Instructions to follow
Transcribe the material below exactly as it appears.

(Collected data entries)
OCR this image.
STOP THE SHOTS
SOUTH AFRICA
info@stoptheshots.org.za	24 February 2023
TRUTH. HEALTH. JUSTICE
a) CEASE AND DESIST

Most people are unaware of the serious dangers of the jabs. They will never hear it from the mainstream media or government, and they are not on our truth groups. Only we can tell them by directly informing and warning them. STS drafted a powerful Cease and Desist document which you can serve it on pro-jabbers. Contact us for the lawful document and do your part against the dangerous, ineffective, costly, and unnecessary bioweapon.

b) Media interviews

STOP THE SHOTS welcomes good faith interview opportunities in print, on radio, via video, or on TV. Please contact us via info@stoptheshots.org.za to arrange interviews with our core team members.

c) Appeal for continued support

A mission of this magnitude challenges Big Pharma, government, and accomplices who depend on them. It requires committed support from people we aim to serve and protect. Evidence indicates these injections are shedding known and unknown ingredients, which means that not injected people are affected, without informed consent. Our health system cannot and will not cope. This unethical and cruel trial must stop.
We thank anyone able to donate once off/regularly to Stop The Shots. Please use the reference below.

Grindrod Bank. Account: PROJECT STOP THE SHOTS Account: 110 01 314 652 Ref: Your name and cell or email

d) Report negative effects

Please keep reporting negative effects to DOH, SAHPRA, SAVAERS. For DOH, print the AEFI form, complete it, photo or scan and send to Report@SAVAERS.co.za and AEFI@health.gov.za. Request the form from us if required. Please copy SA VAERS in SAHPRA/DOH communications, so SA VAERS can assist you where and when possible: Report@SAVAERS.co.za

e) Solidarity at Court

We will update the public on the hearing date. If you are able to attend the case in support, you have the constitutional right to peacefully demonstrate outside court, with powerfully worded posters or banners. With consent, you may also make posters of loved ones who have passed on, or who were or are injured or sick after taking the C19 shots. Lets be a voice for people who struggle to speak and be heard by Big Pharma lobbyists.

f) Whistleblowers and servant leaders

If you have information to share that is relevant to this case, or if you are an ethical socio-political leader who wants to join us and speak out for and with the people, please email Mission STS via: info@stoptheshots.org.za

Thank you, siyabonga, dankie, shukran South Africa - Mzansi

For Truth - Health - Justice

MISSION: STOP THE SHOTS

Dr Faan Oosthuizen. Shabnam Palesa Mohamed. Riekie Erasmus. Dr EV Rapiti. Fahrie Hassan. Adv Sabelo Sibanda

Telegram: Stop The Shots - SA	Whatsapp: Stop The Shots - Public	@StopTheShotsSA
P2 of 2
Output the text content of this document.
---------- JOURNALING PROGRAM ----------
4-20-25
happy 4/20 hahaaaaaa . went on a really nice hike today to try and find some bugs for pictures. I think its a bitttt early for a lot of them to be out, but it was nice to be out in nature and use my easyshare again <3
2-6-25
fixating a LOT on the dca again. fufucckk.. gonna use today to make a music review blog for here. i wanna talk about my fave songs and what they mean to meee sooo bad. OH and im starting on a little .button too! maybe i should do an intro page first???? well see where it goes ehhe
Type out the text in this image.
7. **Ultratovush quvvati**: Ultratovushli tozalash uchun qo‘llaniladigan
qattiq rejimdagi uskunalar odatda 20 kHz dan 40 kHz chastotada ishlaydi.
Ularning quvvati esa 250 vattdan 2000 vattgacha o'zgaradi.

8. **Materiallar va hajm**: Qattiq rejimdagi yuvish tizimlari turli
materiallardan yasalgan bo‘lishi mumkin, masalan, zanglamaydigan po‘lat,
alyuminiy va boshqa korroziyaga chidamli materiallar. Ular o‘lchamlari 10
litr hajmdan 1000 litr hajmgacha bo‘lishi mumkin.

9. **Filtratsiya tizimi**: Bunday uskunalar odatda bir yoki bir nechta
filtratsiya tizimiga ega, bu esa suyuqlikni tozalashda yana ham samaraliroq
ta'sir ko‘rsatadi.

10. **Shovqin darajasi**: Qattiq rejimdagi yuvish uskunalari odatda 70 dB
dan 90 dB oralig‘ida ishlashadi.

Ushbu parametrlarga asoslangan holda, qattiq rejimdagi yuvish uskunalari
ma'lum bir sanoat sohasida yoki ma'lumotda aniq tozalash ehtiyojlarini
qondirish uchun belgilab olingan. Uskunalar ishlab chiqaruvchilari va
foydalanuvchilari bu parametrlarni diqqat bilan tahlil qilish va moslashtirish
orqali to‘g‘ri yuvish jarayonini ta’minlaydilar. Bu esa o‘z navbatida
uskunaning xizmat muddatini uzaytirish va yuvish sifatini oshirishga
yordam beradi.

Complete answer
OCR this image.
STOP THE SHOTS
SOUTH AFRICA
info@stoptheshots.org.za	24 February 2023
TRUTH. HEALTH. JUSTICE
a) CEASE AND DESIST

Most people are unaware of the serious dangers of the jabs. They will never hear it from the mainstream media or government, and they are not on our truth groups. Only we can tell them by directly informing and warning them. STS drafted a powerful Cease and Desist document which you can serve it on pro-jabbers. Contact us for the lawful document and do your part against the dangerous, ineffective, costly, and unnecessary bioweapon.

b) Media interviews

STOP THE SHOTS welcomes good faith interview opportunities in print, on radio, via video, or on TV. Please contact us via info@stoptheshots.org.za to arrange interviews with our core team members.

c) Appeal for continued support

A mission of this magnitude challenges Big Pharma, government, and accomplices who depend on them. It requires committed support from people we aim to serve and protect. Evidence indicates these injections are shedding known and unknown ingredients, which means that not injected people are affected, without informed consent. Our health system cannot and will not cope. This unethical and cruel trial must stop.
We thank anyone able to donate once off/regularly to Stop The Shots. Please use the reference below.

Grindrod Bank. Account: PROJECT STOP THE SHOTS Account: 110 01 314 652 Ref: Your name and cell or email

d) Report negative effects

Please keep reporting negative effects to DOH, SAHPRA, SAVAERS. For DOH, print the AEFI form, complete it, photo or scan and send to Report@SAVAERS.co.za and AEFI@health.gov.za. Request the form from us if required. Please copy SA VAERS in SAHPRA/DOH communications, so SA VAERS can assist you where and when possible: Report@SAVAERS.co.za

e) Solidarity at Court

We will update the public on the hearing date. If you are able to attend the case in support, you have the constitutional right to peacefully demonstrate outside court, with powerfully worded posters or banners. With consent, you may also make posters of loved ones who have passed on, or who were or are injured or sick after taking the C19 shots. Lets be a voice for people who struggle to speak and be heard by Big Pharma lobbyists.

f) Whistleblowers and servant leaders

If you have information to share that is relevant to this case, or if you are an ethical socio-political leader who wants to join us and speak out for and with the people, please email Mission STS via: info@stoptheshots.org.za

Thank you, siyabonga, dankie, shukran South Africa - Mzansi

For Truth - Health - Justice

MISSION: STOP THE SHOTS

Dr Faan Oosthuizen. Shabnam Palesa Mohamed. Riekie Erasmus. Dr EV Rapiti. Fahrie Hassan. Adv Sabelo Sibanda

Telegram: Stop The Shots - SA	Whatsapp: Stop The Shots - Public	@StopTheShotsSA
P2 of 2
Output the text content of this document.
---------- JOURNALING PROGRAM ----------
4-20-25
happy 4/20 hahaaaaaa . went on a really nice hike today to try and find some bugs for pictures. I think its a bitttt early for a lot of them to be out, but it was nice to be out in nature and use my easyshare again <3
2-6-25
fixating a LOT on the dca again. fufucckk.. gonna use today to make a music review blog for here. i wanna talk about my fave songs and what they mean to meee sooo bad. OH and im starting on a little .button too! maybe i should do an intro page first???? well see where it goes ehhe
Type out the text in this image.
7. **Ultratovush quvvati**: Ultratovushli tozalash uchun qo‘llaniladigan
qattiq rejimdagi uskunalar odatda 20 kHz dan 40 kHz chastotada ishlaydi.
Ularning quvvati esa 250 vattdan 2000 vattgacha o'zgaradi.

8. **Materiallar va hajm**: Qattiq rejimdagi yuvish tizimlari turli
materiallardan yasalgan bo‘lishi mumkin, masalan, zanglamaydigan po‘lat,
alyuminiy va boshqa korroziyaga chidamli materiallar. Ular o‘lchamlari 10
litr hajmdan 1000 litr hajmgacha bo‘lishi mumkin.

9. **Filtratsiya tizimi**: Bunday uskunalar odatda bir yoki bir nechta
filtratsiya tizimiga ega, bu esa suyuqlikni tozalashda yana ham samaraliroq
ta'sir ko‘rsatadi.

10. **Shovqin darajasi**: Qattiq rejimdagi yuvish uskunalari odatda 70 dB
dan 90 dB oralig‘ida ishlashadi.

Ushbu parametrlarga asoslangan holda, qattiq rejimdagi yuvish uskunalari
ma'lum bir sanoat sohasida yoki ma'lumotda aniq tozalash ehtiyojlarini
qondirish uchun belgilab olingan. Uskunalar ishlab chiqaruvchilari va
foydalanuvchilari bu parametrlarni diqqat bilan tahlil qilish va moslashtirish
orqali to‘g‘ri yuvish jarayonini ta’minlaydilar. Bu esa o‘z navbatida
uskunaning xizmat muddatini uzaytirish va yuvish sifatini oshirishga
yordam beradi.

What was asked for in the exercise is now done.